Brian is a qualified horticulturist and greenskeeper, so had a head start in setting up this hydroponics system, but he happily shares his knowledge online, and his set-up is a simple, low-cost arrangement that features lots of recycled pallets, plastic buckets and tins.
As well as the Dutch Bucket system that circulates nutrient-rich water through a series of pipes and buckets, Brian also uses a passive, single-container “Kratky” method in the cooler months (when the water is less likely to stagnate).
THE KRATKY METHOD
What you need:
- 20L bucket with lid
- slotted pot
- growing medium
- water
- nutrients
- plants
What you do:
1. Drill/cut the lid, creating a hole large enough to place and hold a net pot.

Coordinate annotation records:
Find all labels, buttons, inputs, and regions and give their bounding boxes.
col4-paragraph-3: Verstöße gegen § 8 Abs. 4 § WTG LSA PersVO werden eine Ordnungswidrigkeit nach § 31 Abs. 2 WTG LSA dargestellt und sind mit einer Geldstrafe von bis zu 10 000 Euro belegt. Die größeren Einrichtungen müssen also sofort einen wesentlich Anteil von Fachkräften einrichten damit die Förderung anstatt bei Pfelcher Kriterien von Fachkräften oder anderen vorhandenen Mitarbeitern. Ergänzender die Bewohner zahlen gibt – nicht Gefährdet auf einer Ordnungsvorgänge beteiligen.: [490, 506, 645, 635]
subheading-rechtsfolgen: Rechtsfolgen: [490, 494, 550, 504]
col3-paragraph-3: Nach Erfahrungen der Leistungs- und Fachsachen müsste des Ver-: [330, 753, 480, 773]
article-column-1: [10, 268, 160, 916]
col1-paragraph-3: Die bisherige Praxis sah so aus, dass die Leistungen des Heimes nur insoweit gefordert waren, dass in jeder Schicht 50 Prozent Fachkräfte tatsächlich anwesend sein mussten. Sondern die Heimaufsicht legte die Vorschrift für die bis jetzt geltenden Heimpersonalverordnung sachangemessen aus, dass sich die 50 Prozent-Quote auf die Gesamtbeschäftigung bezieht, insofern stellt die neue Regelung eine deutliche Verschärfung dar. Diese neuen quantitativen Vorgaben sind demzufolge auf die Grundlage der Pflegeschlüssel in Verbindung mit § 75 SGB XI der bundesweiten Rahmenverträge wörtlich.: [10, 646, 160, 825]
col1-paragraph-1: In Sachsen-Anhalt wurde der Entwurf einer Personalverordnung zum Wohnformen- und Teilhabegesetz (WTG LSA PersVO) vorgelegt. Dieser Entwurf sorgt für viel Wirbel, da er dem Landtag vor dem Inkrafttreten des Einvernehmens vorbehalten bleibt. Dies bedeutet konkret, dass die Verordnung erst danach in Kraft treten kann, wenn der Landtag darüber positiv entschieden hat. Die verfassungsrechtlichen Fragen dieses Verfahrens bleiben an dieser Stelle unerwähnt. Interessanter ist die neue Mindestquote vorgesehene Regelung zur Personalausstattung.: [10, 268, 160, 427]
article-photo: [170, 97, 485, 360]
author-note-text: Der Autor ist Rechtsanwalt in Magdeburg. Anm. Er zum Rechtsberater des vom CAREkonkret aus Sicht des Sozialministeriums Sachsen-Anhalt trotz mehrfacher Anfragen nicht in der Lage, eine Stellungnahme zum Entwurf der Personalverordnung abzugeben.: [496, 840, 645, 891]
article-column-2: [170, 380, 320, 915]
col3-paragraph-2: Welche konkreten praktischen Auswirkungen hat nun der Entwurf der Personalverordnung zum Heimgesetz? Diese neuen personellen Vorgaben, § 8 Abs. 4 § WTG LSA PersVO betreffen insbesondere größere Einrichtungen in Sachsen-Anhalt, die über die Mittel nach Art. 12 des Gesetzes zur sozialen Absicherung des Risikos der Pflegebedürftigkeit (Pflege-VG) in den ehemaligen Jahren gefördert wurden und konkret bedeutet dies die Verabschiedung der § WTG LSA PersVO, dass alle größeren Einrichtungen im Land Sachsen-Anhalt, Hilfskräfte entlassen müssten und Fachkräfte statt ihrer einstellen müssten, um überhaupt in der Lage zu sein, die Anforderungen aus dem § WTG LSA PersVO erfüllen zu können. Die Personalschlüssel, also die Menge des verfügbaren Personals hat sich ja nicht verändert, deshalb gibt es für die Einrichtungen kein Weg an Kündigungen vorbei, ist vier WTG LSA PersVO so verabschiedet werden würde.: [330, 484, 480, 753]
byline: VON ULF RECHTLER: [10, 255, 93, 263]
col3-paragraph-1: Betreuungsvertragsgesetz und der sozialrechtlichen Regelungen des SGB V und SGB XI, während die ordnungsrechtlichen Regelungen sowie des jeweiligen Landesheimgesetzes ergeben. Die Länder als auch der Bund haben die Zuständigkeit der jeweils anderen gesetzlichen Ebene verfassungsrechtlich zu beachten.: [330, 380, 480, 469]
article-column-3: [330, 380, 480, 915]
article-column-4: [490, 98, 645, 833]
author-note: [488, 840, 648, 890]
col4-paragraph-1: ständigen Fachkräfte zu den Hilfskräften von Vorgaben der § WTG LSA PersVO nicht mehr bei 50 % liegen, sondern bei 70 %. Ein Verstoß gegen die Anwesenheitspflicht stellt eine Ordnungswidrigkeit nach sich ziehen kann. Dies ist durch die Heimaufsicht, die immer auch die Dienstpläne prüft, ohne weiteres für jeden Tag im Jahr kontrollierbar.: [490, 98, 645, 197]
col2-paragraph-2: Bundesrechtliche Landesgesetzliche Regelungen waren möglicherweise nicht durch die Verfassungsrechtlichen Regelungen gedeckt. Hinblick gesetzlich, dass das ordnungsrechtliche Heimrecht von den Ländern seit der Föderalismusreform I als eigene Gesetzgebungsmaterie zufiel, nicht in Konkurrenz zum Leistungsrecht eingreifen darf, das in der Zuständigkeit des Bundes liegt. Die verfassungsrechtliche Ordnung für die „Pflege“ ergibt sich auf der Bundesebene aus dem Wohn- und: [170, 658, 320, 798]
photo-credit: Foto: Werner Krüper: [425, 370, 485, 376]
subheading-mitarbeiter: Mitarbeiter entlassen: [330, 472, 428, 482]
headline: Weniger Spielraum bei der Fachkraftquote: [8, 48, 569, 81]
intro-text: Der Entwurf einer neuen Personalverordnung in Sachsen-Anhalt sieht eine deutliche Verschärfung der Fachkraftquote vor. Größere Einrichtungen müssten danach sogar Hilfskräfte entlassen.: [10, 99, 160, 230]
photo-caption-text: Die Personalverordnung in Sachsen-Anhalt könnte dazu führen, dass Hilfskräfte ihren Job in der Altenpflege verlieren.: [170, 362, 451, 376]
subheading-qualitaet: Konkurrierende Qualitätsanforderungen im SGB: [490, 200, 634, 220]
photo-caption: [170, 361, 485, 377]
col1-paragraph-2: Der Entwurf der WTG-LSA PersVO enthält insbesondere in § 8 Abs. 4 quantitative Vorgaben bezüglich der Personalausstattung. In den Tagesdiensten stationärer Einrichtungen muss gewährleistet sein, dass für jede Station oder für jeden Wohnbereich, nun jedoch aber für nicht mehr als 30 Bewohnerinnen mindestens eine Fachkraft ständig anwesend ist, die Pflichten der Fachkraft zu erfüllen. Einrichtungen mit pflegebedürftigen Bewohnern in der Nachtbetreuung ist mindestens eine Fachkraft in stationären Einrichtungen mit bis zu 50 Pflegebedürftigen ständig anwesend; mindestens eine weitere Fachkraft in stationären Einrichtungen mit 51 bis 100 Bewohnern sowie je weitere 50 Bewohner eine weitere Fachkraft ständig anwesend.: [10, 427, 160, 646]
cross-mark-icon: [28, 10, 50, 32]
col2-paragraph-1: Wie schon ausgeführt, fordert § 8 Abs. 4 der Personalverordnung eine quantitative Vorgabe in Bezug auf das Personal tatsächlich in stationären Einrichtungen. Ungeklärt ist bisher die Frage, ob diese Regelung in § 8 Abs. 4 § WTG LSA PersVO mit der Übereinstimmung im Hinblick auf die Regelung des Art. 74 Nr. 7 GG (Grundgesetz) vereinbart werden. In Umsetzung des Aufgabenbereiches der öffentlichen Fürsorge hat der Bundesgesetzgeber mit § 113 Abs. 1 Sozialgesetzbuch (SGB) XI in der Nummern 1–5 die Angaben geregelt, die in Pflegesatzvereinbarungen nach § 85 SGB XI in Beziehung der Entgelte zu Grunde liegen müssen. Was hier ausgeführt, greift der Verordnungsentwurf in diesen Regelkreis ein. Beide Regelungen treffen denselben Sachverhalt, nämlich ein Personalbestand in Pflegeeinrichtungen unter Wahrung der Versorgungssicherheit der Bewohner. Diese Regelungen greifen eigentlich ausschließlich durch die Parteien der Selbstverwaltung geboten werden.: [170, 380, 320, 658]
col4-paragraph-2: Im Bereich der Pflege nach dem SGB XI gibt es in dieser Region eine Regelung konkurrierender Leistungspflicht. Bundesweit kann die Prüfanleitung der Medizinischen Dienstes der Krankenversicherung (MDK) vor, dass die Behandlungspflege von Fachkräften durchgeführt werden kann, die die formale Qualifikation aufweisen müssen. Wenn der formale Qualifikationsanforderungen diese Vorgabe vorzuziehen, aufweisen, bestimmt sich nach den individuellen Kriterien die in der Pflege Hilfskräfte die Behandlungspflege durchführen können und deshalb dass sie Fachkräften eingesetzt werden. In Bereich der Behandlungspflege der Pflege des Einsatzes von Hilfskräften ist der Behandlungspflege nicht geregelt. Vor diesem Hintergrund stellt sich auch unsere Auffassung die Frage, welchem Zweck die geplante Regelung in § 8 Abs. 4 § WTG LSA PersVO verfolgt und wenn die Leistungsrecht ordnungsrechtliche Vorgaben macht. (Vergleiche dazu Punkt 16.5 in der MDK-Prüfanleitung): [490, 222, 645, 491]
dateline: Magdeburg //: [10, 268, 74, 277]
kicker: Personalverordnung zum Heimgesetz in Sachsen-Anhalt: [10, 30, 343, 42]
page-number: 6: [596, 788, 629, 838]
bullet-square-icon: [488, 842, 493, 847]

> **Brief 1**
Retype everything in the hydroponics excerpt from "As well as the" down to "hold a net pot.".
> **Brief 2**
Using the hydroponics excerpt, decide whether each statement agrees with it, answering yes or no and quoting the words that settle it: (a) Brian is a qualified horticulturist and greenskeeper; (b) Brian uses the Kratky method in the warmer months; (c) the Kratky method calls for a 20L bucket with a lid.
> **Brief 3**
Carry on the hydroponics excerpt after its last sentence, adding the next steps of the Kratky method.

> **Result 1**
As well as the Dutch Bucket system that circulates nutrient-rich water through a series of pipes and buckets, Brian also uses a passive, single-container “Kratky” method in the cooler months (when the water is less likely to stagnate).
THE KRATKY METHOD
What you need:
- 20L bucket with lid
- slotted pot
- growing medium
- water
- nutrients
- plants
What you do:
1. Drill/cut the lid, creating a hole large enough to place and hold a net pot.

> **Result 2**
(a) Yes: "Brian is a qualified horticulturist and greenskeeper"
(b) No: "in the cooler months (when the water is less likely to stagnate)"
(c) Yes: "20L bucket with lid"

> **Result 3**
2. Fill the reservoir with water and nutrient mix and place the net pot with growing media and plant into the drilled lid. Having the lid in place supports the pot and stops mosquitoes from breeding in the water. The roots should be just touching the water, and not fully submerged.
3. As the plant roots grow, the water level in the bucket decreases. Brian suggests topping this up as required, watering through the net pot at the top.
4. Brian also drills a ‘drain hole’ in the side of his buckets. “This stops root rot, it means that the roots are accessing the water and nutrients, but aren’t submerged.”